++++ Exercise inputs

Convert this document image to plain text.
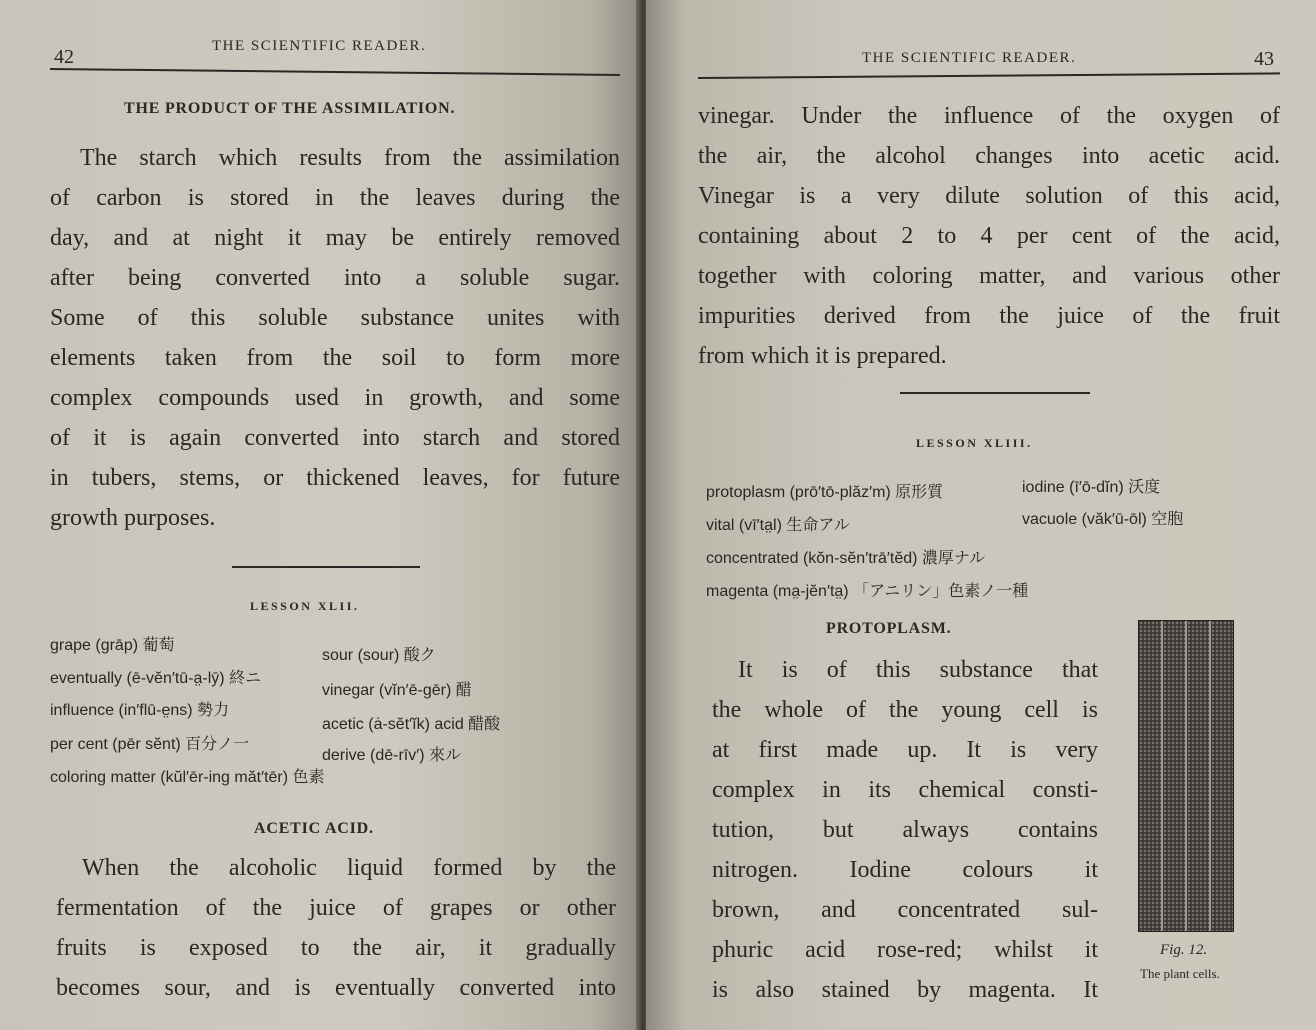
42	THE SCIENTIFIC READER.
THE PRODUCT OF THE ASSIMILATION.
The starch which results from the assimilation
of carbon is stored in the leaves during the
day, and at night it may be entirely removed
after being converted into a soluble sugar.
Some of this soluble substance unites with
elements taken from the soil to form more
complex compounds used in growth, and some
of it is again converted into starch and stored
in tubers, stems, or thickened leaves, for future
growth purposes.
LESSON XLII.
grape (grāp) 葡萄
eventually (ē-vĕn′tū-a̤-lȳ) 終ニ
influence (in′flū-e̤ns) 勢力
per cent (pēr sĕnt) 百分ノ一
coloring matter (kŭl′ēr-ing măt′tēr) 色素
sour (sour) 酸ク
vinegar (vĭn′ē-gēr) 醋
acetic (ȧ-sĕt′ĭk) acid 醋酸
derive (dē-rīv′) 來ル
ACETIC ACID.
When the alcoholic liquid formed by the
fermentation of the juice of grapes or other
fruits is exposed to the air, it gradually
becomes sour, and is eventually converted into
THE SCIENTIFIC READER.	43
vinegar. Under the influence of the oxygen of
the air, the alcohol changes into acetic acid.
Vinegar is a very dilute solution of this acid,
containing about 2 to 4 per cent of the acid,
together with coloring matter, and various other
impurities derived from the juice of the fruit
from which it is prepared.
LESSON XLIII.
protoplasm (prō′tō-plăz′m) 原形質	iodine (ī′ō-dĭn) 沃度
vital (vī′ta̤l) 生命アル	vacuole (văk′ū-ōl) 空胞
concentrated (kŏn-sĕn′trā′tĕd) 濃厚ナル
magenta (ma̤-jĕn′ta̤) 「アニリン」色素ノ一種
PROTOPLASM.
It is of this substance that
the whole of the young cell is
at first made up. It is very
complex in its chemical consti-
tution, but always contains
nitrogen. Iodine colours it
brown, and concentrated sul-
phuric acid rose-red; whilst it
is also stained by magenta. It
Fig. 12.
The plant cells.
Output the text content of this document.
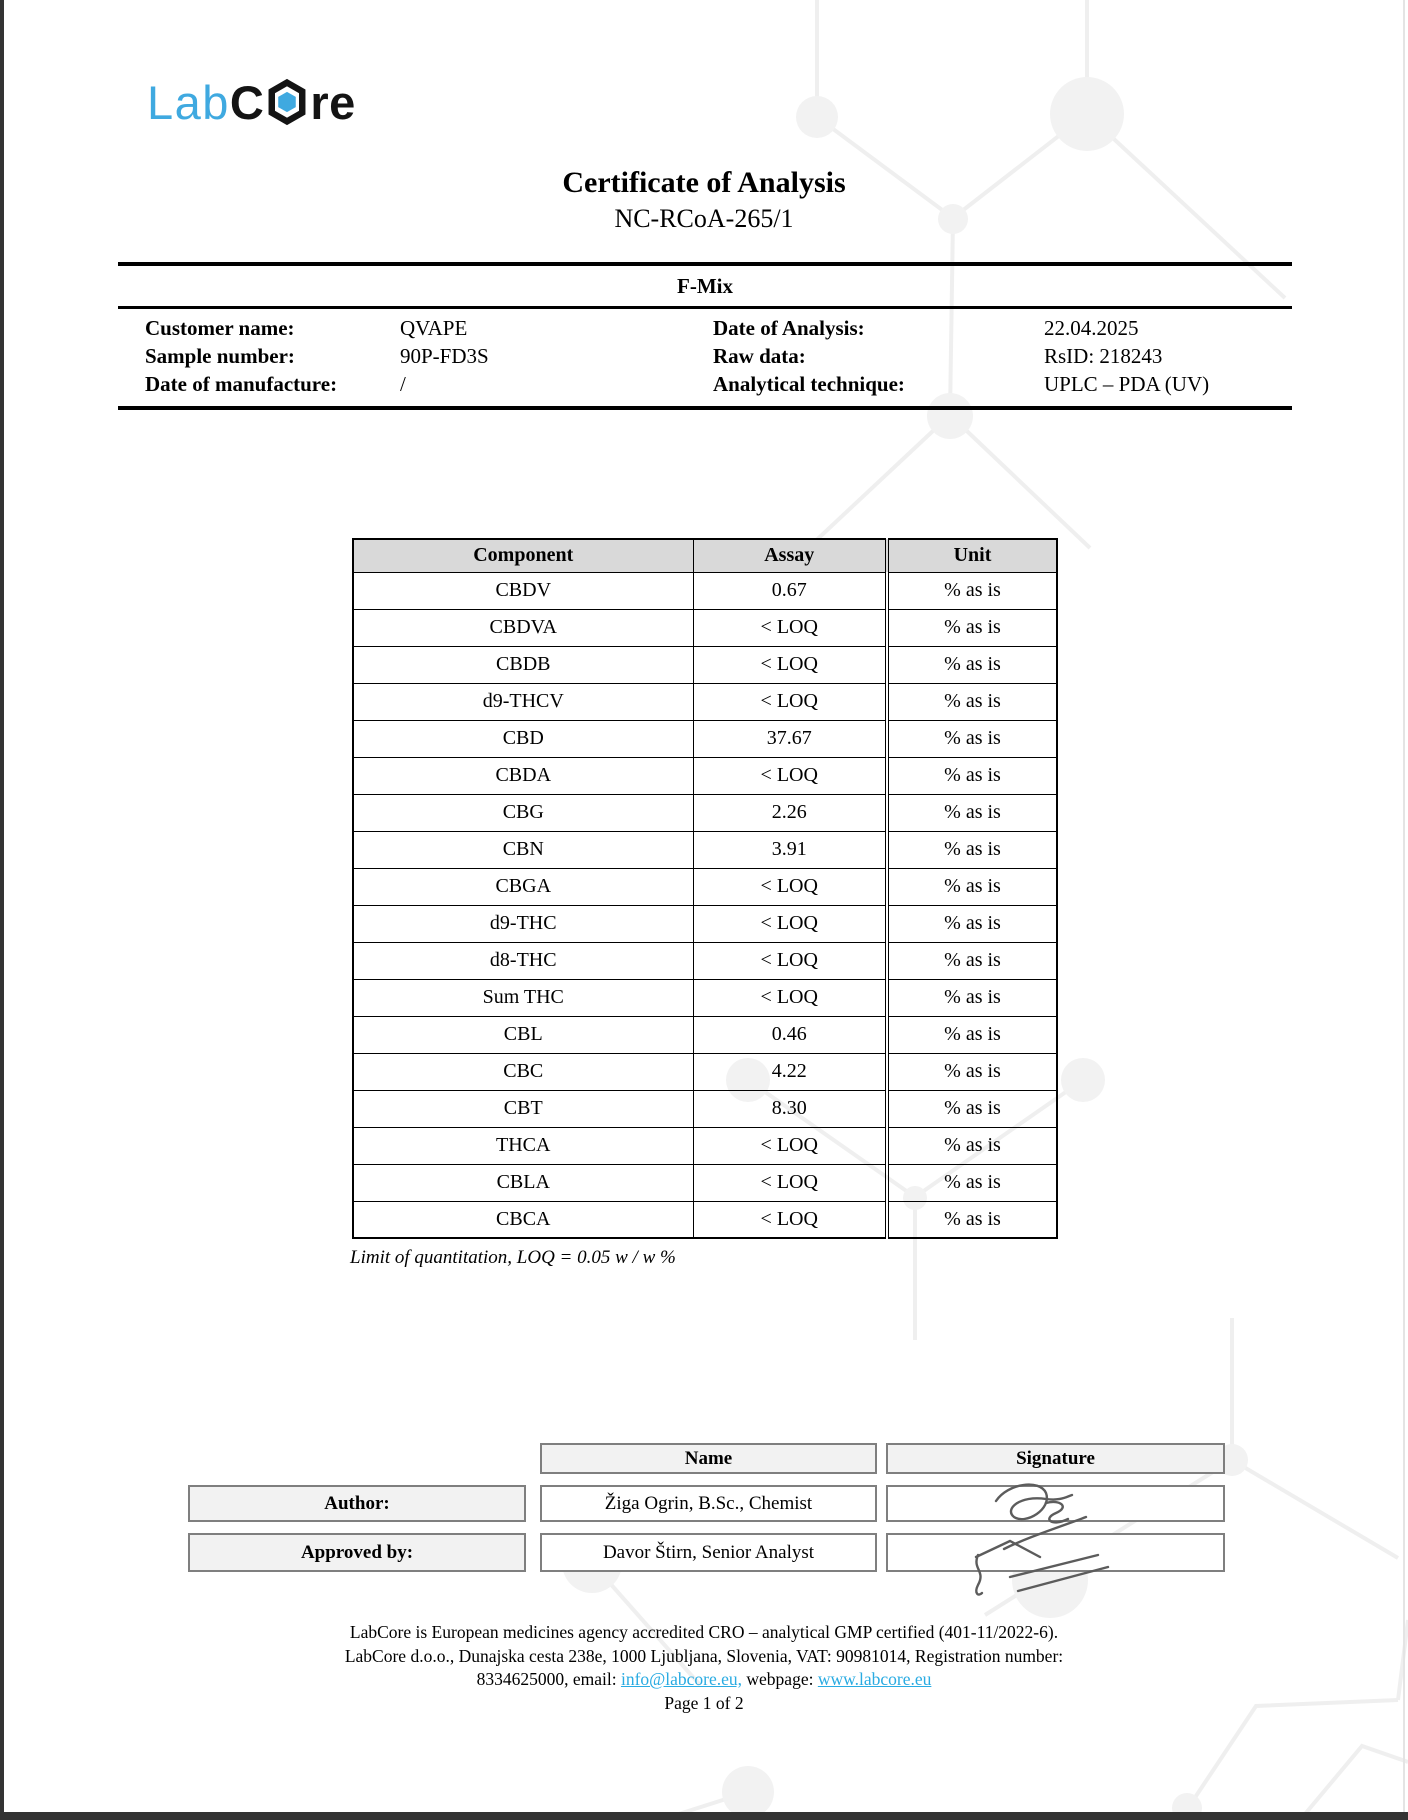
Lab C re
Certificate of Analysis
NC-RCoA-265/1
F-Mix
Customer name:	QVAPE	Date of Analysis:	22.04.2025
Sample number:	90P-FD3S	Raw data:	RsID: 218243
Date of manufacture:	/	Analytical technique:	UPLC – PDA (UV)
Component	Assay	Unit
CBDV	0.67	% as is
CBDVA	< LOQ	% as is
CBDB	< LOQ	% as is
d9-THCV	< LOQ	% as is
CBD	37.67	% as is
CBDA	< LOQ	% as is
CBG	2.26	% as is
CBN	3.91	% as is
CBGA	< LOQ	% as is
d9-THC	< LOQ	% as is
d8-THC	< LOQ	% as is
Sum THC	< LOQ	% as is
CBL	0.46	% as is
CBC	4.22	% as is
CBT	8.30	% as is
THCA	< LOQ	% as is
CBLA	< LOQ	% as is
CBCA	< LOQ	% as is
Limit of quantitation, LOQ = 0.05 w / w %
Name	Signature
Author:	Žiga Ogrin, B.Sc., Chemist
Approved by:	Davor Štirn, Senior Analyst
LabCore is European medicines agency accredited CRO – analytical GMP certified (401-11/2022-6).
LabCore d.o.o., Dunajska cesta 238e, 1000 Ljubljana, Slovenia, VAT: 90981014, Registration number:
8334625000, email: info@labcore.eu, webpage: www.labcore.eu
Page 1 of 2
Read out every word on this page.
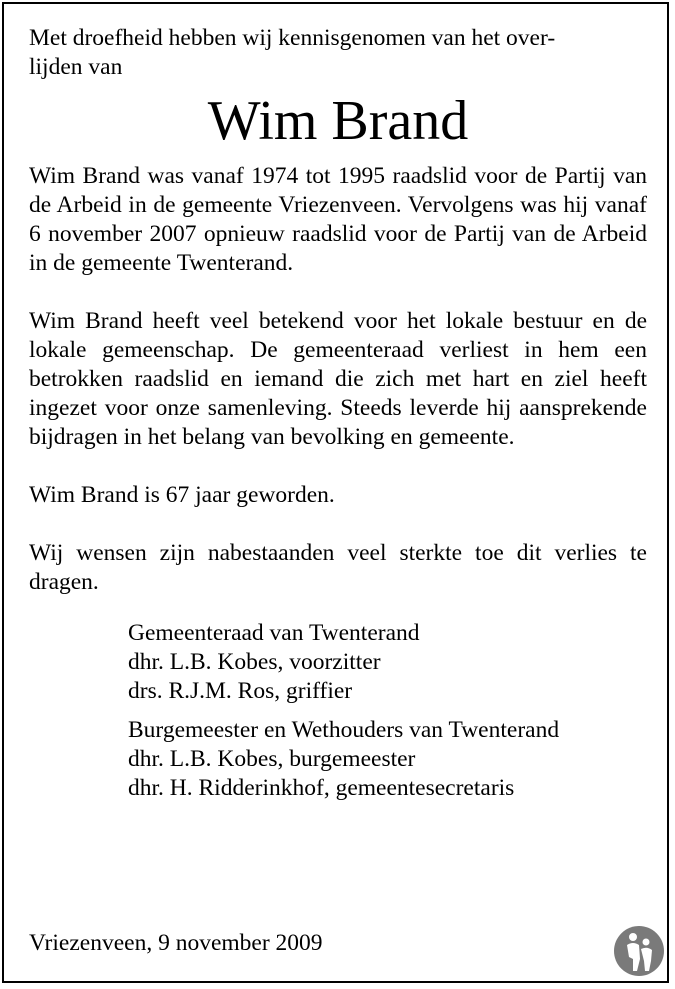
Met droefheid hebben wij kennisgenomen van het over-
lijden van

Wim Brand

Wim Brand was vanaf 1974 tot 1995 raadslid voor de Partij van de Arbeid in de gemeente Vriezenveen. Vervolgens was hij vanaf 6 november 2007 opnieuw raadslid voor de Partij van de Arbeid in de gemeente Twenterand.

Wim Brand heeft veel betekend voor het lokale bestuur en de lokale gemeenschap. De gemeenteraad verliest in hem een betrokken raadslid en iemand die zich met hart en ziel heeft ingezet voor onze samenleving. Steeds leverde hij aansprekende bijdragen in het belang van bevolking en gemeente.

Wim Brand is 67 jaar geworden.

Wij wensen zijn nabestaanden veel sterkte toe dit verlies te dragen.

Gemeenteraad van Twenterand
dhr. L.B. Kobes, voorzitter
drs. R.J.M. Ros, griffier
Burgemeester en Wethouders van Twenterand
dhr. L.B. Kobes, burgemeester
dhr. H. Ridderinkhof, gemeentesecretaris
Vriezenveen, 9 november 2009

++++++++

> _Instructions for the task_
Every line holding the word "this" should be copied out of the records above.

> _Task output_
Convert this document image to plain text.
Some of this soluble substance unites with
Vinegar is a very dilute solution of this acid,
It is of this substance that
Output the text content of this document.
Read out every word on this page.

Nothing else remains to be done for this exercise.